> [TRECHO FORNECIDO]:
Enquanto meus problemas de locomoção me impedem de assistir a Que Horas Ela Volta?, decido ver outro longa nacional que também perdi na estreia, mas tive a oportunidade de ver hoje: A História da Eternidade. O que mais me surpreendeu neste que talvez seja um dos melhores filmes deste ano é a beleza de sua original simplicidade, que de fato é mais comovente do que eu já previa. A História da Eternidade chega com força em cima do espectador e nos pensar não só no mundo à nossa volta como também no mundo à volta daqueles personagens cujas abandonadas vidas tomaram diferentes rumos à medida que a história da eternidade era desenhada.
Se no fundo não é um filme tão inovador, A História da Eternidade bem que arranca e agarra nossa atenção, fazendo-nos vibrar diante da tela a todo instante. Certamente há clichês, mas em tudo há um propósito. Afinal, essa é a história da humanidade, e nela vale tudo. A quase-estreia de Camilo Cavalcanti, que dirigiu alguns curtas antes deste, certamente é digna de reconhecimento. Sua importância e extravagância são de uma notoriedade única e obrigatoriamente plausível. Cabe ao espectador buscar e investigar o sentido desta história trágica, estranha e permeada por ódio, confusão, vazio e desejo, que termina bem focada nesse quesito, deixando tudo à nossa mercê. Quem não souber apreciar esse mistério, essa particular característica do filme, perderá muita coisa.
O que é o tempo senão o regulador do nosso interesse, provedor da audácia e encurtador da esperança? O que é o medo senão nossa própria negação misturada ao preconceito? O que é a razão senão algo que soa coerente mas afundo não possui um significado autenticamente rente? O que é a ilusão senão a nossa fuga nem tão literal assim? O que é a história senão um conto disfarçado de antigo mas que não muda em nada caso comparado com certas situações de nosso presente fatídico e essencialmente melancólico, mesmo que certas vezes esse detalhe passe despercebido por nós? A História da Eternidade está aí pra isso. Tenta resolver e colocar em pauta a organização das emoções e o impacto delas através da nossa própria percepção de um mundo perfeito e da história perfeita. Pena que nem tudo, infelizmente, é perfeito, e na grande maioria das vezes a crueldade toma o lugar dessa perfeição - presente da ilusão.
O encorajador arbítrio poético que reina aqui merece destaque, afinal, ele também é dono das partes mais belas dessa história, e beira uma consolável sensação de colisão e atração. A História da Eternidade lida com a poesia de maneira aberta e sem muitos rodeios, apenas tentando nos guiar nesse seu caminho de difícil acesso e um fraco entendimento, para aqueles que não compreendem que o entendimento é construído aqui pelo público, e não pelo próprio filme. Nem tudo nos é dado mastigado.

> [LISTA DE ATIVIDADES]:
• a. Responda com base na crítica:
(i) Que filme os problemas de locomoção impedem o autor de assistir?
(ii) Quem dirigiu A História da Eternidade, e o que essa pessoa tinha dirigido antes?
(iii) No último parágrafo, por quem o entendimento é construído?
• b. Por favor, transcreva da crítica o trecho que começa em "Se no fundo" e vai até "perderá muita coisa.".

(Itens de um conjunto de dados)
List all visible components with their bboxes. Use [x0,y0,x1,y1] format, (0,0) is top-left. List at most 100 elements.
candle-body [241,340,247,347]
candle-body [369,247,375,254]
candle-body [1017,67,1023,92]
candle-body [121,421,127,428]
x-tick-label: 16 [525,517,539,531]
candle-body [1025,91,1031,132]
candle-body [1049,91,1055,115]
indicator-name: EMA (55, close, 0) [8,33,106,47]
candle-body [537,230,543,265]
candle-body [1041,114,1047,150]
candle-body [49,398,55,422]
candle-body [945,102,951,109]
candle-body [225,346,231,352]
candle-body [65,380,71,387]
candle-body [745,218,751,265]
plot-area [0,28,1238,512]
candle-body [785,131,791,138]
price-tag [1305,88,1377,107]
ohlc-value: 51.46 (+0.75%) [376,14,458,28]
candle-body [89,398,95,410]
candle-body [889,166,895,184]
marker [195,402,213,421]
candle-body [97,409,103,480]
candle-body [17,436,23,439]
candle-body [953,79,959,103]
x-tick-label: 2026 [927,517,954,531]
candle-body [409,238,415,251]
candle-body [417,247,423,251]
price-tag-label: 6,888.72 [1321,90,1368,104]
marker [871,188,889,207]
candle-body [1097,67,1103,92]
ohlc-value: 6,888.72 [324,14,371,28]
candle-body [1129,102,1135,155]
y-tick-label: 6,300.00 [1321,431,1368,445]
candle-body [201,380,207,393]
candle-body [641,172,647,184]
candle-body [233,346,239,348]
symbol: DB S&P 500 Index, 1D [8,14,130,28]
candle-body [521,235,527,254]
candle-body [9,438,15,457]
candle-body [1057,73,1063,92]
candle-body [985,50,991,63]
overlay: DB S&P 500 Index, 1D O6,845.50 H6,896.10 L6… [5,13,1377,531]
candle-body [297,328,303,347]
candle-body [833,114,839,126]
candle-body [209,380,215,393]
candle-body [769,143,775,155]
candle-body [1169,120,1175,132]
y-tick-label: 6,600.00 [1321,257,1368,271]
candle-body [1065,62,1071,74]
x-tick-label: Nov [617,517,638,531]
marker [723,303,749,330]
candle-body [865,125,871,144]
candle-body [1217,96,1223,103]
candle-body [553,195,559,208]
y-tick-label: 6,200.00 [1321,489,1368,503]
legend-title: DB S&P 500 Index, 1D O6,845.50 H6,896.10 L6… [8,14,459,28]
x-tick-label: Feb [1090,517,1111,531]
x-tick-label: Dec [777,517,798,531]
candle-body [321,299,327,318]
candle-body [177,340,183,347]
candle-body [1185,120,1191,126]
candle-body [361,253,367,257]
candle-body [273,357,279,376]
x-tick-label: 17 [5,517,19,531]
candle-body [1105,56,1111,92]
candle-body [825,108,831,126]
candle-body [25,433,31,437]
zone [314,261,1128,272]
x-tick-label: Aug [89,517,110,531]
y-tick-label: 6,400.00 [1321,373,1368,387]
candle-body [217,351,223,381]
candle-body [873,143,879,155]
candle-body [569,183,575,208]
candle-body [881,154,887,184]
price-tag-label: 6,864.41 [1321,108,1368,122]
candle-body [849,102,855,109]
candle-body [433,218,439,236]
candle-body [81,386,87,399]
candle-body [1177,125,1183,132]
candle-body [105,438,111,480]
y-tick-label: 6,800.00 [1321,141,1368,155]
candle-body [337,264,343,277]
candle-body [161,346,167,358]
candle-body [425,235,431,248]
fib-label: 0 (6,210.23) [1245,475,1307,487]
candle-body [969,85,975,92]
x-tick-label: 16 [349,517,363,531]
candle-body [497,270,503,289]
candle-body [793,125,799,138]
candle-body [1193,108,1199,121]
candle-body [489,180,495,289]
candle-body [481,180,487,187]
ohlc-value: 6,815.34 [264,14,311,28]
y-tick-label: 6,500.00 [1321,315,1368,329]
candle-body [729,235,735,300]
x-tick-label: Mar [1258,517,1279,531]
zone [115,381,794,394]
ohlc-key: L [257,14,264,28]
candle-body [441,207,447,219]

> [LISTA DE SOLUÇÕES]:
• a.
(i) Que Horas Ela Volta?
(ii) Camilo Cavalcanti, que antes dirigiu alguns curtas.
(iii) Pelo público, e não pelo próprio filme.

• b.
Se no fundo não é um filme tão inovador, A História da Eternidade bem que arranca e agarra nossa atenção, fazendo-nos vibrar diante da tela a todo instante. Certamente há clichês, mas em tudo há um propósito. Afinal, essa é a história da humanidade, e nela vale tudo. A quase-estreia de Camilo Cavalcanti, que dirigiu alguns curtas antes deste, certamente é digna de reconhecimento. Sua importância e extravagância são de uma notoriedade única e obrigatoriamente plausível. Cabe ao espectador buscar e investigar o sentido desta história trágica, estranha e permeada por ódio, confusão, vazio e desejo, que termina bem focada nesse quesito, deixando tudo à nossa mercê. Quem não souber apreciar esse mistério, essa particular característica do filme, perderá muita coisa.